→ **Short exercise**
The listing beneath should be written out in full, exactly as shown.

→ **Stored records**
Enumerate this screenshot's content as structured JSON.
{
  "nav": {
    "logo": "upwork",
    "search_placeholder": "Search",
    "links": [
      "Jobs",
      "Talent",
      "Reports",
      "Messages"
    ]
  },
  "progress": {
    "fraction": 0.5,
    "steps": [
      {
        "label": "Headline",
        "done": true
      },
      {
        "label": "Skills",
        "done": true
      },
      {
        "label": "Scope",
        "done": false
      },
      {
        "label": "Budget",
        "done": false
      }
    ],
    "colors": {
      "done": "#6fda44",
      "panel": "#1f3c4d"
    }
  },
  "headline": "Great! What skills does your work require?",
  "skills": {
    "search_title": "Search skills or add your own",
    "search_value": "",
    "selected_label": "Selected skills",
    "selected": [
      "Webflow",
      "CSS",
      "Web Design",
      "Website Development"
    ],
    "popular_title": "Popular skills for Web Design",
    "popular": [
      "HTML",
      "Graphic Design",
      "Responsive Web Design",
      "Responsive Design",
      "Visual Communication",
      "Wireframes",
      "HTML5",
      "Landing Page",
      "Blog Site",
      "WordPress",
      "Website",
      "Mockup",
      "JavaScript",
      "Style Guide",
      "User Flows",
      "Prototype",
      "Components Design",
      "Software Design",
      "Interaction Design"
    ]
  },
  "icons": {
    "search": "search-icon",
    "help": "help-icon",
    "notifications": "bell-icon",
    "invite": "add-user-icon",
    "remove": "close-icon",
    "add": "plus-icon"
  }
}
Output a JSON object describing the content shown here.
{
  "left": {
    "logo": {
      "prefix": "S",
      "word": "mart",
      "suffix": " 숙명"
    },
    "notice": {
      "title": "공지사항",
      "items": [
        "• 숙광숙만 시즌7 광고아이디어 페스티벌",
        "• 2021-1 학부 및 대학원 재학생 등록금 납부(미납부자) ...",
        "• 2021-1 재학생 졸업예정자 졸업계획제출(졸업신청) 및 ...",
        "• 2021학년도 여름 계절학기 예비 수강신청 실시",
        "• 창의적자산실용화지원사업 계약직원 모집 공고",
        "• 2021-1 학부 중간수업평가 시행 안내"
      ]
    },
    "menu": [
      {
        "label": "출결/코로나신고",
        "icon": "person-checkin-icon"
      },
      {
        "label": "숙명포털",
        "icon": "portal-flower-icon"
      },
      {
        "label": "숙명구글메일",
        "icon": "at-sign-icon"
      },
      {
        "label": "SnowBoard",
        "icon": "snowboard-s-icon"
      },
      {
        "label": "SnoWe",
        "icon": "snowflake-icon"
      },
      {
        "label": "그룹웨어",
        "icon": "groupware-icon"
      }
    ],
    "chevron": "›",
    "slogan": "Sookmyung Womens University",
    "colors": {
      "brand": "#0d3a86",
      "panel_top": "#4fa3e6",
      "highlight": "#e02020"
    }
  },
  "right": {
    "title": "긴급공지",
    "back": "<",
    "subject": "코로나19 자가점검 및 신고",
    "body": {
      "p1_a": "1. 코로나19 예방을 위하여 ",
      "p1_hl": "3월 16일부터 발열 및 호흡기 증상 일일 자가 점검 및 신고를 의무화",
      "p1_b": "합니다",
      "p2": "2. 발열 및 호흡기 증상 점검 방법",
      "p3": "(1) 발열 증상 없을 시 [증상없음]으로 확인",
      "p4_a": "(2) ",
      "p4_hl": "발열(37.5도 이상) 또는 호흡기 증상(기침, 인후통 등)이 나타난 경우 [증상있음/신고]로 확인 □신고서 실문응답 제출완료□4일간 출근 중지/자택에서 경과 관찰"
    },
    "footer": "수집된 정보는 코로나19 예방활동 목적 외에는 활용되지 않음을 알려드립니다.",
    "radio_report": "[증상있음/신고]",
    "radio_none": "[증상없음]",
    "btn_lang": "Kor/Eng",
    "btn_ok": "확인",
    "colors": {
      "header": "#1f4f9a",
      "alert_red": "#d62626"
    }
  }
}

→ **Finished answer**
Enumerate this screenshot's content as structured JSON.
{
  "nav": {
    "logo": "upwork",
    "search_placeholder": "Search",
    "links": [
      "Jobs",
      "Talent",
      "Reports",
      "Messages"
    ]
  },
  "progress": {
    "fraction": 0.5,
    "steps": [
      {
        "label": "Headline",
        "done": true
      },
      {
        "label": "Skills",
        "done": true
      },
      {
        "label": "Scope",
        "done": false
      },
      {
        "label": "Budget",
        "done": false
      }
    ],
    "colors": {
      "done": "#6fda44",
      "panel": "#1f3c4d"
    }
  },
  "headline": "Great! What skills does your work require?",
  "skills": {
    "search_title": "Search skills or add your own",
    "search_value": "",
    "selected_label": "Selected skills",
    "selected": [
      "Webflow",
      "CSS",
      "Web Design",
      "Website Development"
    ],
    "popular_title": "Popular skills for Web Design",
    "popular": [
      "HTML",
      "Graphic Design",
      "Responsive Web Design",
      "Responsive Design",
      "Visual Communication",
      "Wireframes",
      "HTML5",
      "Landing Page",
      "Blog Site",
      "WordPress",
      "Website",
      "Mockup",
      "JavaScript",
      "Style Guide",
      "User Flows",
      "Prototype",
      "Components Design",
      "Software Design",
      "Interaction Design"
    ]
  },
  "icons": {
    "search": "search-icon",
    "help": "help-icon",
    "notifications": "bell-icon",
    "invite": "add-user-icon",
    "remove": "close-icon",
    "add": "plus-icon"
  }
}
Output a JSON object describing the content shown here.
{
  "left": {
    "logo": {
      "prefix": "S",
      "word": "mart",
      "suffix": " 숙명"
    },
    "notice": {
      "title": "공지사항",
      "items": [
        "• 숙광숙만 시즌7 광고아이디어 페스티벌",
        "• 2021-1 학부 및 대학원 재학생 등록금 납부(미납부자) ...",
        "• 2021-1 재학생 졸업예정자 졸업계획제출(졸업신청) 및 ...",
        "• 2021학년도 여름 계절학기 예비 수강신청 실시",
        "• 창의적자산실용화지원사업 계약직원 모집 공고",
        "• 2021-1 학부 중간수업평가 시행 안내"
      ]
    },
    "menu": [
      {
        "label": "출결/코로나신고",
        "icon": "person-checkin-icon"
      },
      {
        "label": "숙명포털",
        "icon": "portal-flower-icon"
      },
      {
        "label": "숙명구글메일",
        "icon": "at-sign-icon"
      },
      {
        "label": "SnowBoard",
        "icon": "snowboard-s-icon"
      },
      {
        "label": "SnoWe",
        "icon": "snowflake-icon"
      },
      {
        "label": "그룹웨어",
        "icon": "groupware-icon"
      }
    ],
    "chevron": "›",
    "slogan": "Sookmyung Womens University",
    "colors": {
      "brand": "#0d3a86",
      "panel_top": "#4fa3e6",
      "highlight": "#e02020"
    }
  },
  "right": {
    "title": "긴급공지",
    "back": "<",
    "subject": "코로나19 자가점검 및 신고",
    "body": {
      "p1_a": "1. 코로나19 예방을 위하여 ",
      "p1_hl": "3월 16일부터 발열 및 호흡기 증상 일일 자가 점검 및 신고를 의무화",
      "p1_b": "합니다",
      "p2": "2. 발열 및 호흡기 증상 점검 방법",
      "p3": "(1) 발열 증상 없을 시 [증상없음]으로 확인",
      "p4_a": "(2) ",
      "p4_hl": "발열(37.5도 이상) 또는 호흡기 증상(기침, 인후통 등)이 나타난 경우 [증상있음/신고]로 확인 □신고서 실문응답 제출완료□4일간 출근 중지/자택에서 경과 관찰"
    },
    "footer": "수집된 정보는 코로나19 예방활동 목적 외에는 활용되지 않음을 알려드립니다.",
    "radio_report": "[증상있음/신고]",
    "radio_none": "[증상없음]",
    "btn_lang": "Kor/Eng",
    "btn_ok": "확인",
    "colors": {
      "header": "#1f4f9a",
      "alert_red": "#d62626"
    }
  }
}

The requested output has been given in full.